### Items from a dataset

________

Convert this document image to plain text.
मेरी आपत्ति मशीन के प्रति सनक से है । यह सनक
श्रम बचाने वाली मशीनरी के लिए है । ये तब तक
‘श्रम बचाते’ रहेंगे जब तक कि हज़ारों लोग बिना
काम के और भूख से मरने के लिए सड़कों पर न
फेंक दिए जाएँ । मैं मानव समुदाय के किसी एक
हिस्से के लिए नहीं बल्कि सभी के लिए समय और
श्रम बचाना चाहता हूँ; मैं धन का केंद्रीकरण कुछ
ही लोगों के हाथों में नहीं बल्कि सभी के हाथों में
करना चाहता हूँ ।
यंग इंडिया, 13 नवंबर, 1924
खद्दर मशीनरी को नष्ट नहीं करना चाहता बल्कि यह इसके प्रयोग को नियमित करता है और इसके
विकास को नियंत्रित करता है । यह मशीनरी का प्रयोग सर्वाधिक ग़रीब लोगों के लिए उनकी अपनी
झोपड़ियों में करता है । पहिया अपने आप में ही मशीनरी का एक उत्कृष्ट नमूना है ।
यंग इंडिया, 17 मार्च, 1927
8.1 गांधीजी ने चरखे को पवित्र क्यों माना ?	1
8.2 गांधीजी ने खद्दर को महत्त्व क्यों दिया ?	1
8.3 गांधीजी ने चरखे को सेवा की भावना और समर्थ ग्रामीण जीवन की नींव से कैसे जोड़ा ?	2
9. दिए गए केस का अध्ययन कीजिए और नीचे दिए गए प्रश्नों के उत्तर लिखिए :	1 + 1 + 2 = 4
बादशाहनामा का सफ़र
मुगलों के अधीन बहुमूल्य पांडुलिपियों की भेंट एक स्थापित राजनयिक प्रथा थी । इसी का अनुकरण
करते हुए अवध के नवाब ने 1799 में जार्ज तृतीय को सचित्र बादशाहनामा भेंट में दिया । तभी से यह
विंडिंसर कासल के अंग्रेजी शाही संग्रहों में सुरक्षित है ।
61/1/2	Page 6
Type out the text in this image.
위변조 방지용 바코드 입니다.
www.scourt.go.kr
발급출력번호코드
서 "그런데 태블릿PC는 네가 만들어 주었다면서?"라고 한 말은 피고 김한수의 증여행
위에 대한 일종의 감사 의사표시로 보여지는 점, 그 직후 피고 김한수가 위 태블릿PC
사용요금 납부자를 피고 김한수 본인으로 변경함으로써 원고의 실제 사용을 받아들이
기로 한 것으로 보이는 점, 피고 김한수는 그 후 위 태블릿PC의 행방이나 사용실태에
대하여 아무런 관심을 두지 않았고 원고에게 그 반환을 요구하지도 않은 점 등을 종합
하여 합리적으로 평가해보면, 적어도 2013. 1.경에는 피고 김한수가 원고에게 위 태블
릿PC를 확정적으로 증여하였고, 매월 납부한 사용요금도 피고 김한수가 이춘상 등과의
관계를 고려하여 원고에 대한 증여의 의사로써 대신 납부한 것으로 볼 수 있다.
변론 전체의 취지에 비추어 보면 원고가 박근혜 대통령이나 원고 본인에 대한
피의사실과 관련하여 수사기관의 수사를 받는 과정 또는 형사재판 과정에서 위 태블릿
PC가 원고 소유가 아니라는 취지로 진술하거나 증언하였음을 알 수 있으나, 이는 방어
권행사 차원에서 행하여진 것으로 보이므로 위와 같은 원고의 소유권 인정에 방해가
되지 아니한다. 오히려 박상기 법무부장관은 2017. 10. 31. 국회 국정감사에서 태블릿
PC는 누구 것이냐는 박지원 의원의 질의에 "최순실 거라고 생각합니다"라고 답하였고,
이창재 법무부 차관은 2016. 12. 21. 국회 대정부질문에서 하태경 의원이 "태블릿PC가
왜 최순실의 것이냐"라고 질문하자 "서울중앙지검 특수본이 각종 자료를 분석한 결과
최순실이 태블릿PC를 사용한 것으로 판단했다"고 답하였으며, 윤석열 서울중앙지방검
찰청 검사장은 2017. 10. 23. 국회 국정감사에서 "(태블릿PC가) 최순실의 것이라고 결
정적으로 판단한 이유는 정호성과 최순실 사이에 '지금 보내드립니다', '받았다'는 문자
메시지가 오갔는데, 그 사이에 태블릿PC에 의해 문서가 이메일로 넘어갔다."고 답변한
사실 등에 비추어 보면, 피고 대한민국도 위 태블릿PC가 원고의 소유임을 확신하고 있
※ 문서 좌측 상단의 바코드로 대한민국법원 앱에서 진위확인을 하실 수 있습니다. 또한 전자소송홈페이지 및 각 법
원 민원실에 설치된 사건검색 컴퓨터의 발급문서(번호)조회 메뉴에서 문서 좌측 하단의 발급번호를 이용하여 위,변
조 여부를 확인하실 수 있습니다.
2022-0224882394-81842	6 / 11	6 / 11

________

Beginning at the line that holds "Type out the text in this image.", reproduce each line of the records above down to and including the last one.

Type out the text in this image.
위변조 방지용 바코드 입니다.
www.scourt.go.kr
발급출력번호코드
서 "그런데 태블릿PC는 네가 만들어 주었다면서?"라고 한 말은 피고 김한수의 증여행
위에 대한 일종의 감사 의사표시로 보여지는 점, 그 직후 피고 김한수가 위 태블릿PC
사용요금 납부자를 피고 김한수 본인으로 변경함으로써 원고의 실제 사용을 받아들이
기로 한 것으로 보이는 점, 피고 김한수는 그 후 위 태블릿PC의 행방이나 사용실태에
대하여 아무런 관심을 두지 않았고 원고에게 그 반환을 요구하지도 않은 점 등을 종합
하여 합리적으로 평가해보면, 적어도 2013. 1.경에는 피고 김한수가 원고에게 위 태블
릿PC를 확정적으로 증여하였고, 매월 납부한 사용요금도 피고 김한수가 이춘상 등과의
관계를 고려하여 원고에 대한 증여의 의사로써 대신 납부한 것으로 볼 수 있다.
변론 전체의 취지에 비추어 보면 원고가 박근혜 대통령이나 원고 본인에 대한
피의사실과 관련하여 수사기관의 수사를 받는 과정 또는 형사재판 과정에서 위 태블릿
PC가 원고 소유가 아니라는 취지로 진술하거나 증언하였음을 알 수 있으나, 이는 방어
권행사 차원에서 행하여진 것으로 보이므로 위와 같은 원고의 소유권 인정에 방해가
되지 아니한다. 오히려 박상기 법무부장관은 2017. 10. 31. 국회 국정감사에서 태블릿
PC는 누구 것이냐는 박지원 의원의 질의에 "최순실 거라고 생각합니다"라고 답하였고,
이창재 법무부 차관은 2016. 12. 21. 국회 대정부질문에서 하태경 의원이 "태블릿PC가
왜 최순실의 것이냐"라고 질문하자 "서울중앙지검 특수본이 각종 자료를 분석한 결과
최순실이 태블릿PC를 사용한 것으로 판단했다"고 답하였으며, 윤석열 서울중앙지방검
찰청 검사장은 2017. 10. 23. 국회 국정감사에서 "(태블릿PC가) 최순실의 것이라고 결
정적으로 판단한 이유는 정호성과 최순실 사이에 '지금 보내드립니다', '받았다'는 문자
메시지가 오갔는데, 그 사이에 태블릿PC에 의해 문서가 이메일로 넘어갔다."고 답변한
사실 등에 비추어 보면, 피고 대한민국도 위 태블릿PC가 원고의 소유임을 확신하고 있
※ 문서 좌측 상단의 바코드로 대한민국법원 앱에서 진위확인을 하실 수 있습니다. 또한 전자소송홈페이지 및 각 법
원 민원실에 설치된 사건검색 컴퓨터의 발급문서(번호)조회 메뉴에서 문서 좌측 하단의 발급번호를 이용하여 위,변
조 여부를 확인하실 수 있습니다.
2022-0224882394-81842	6 / 11	6 / 11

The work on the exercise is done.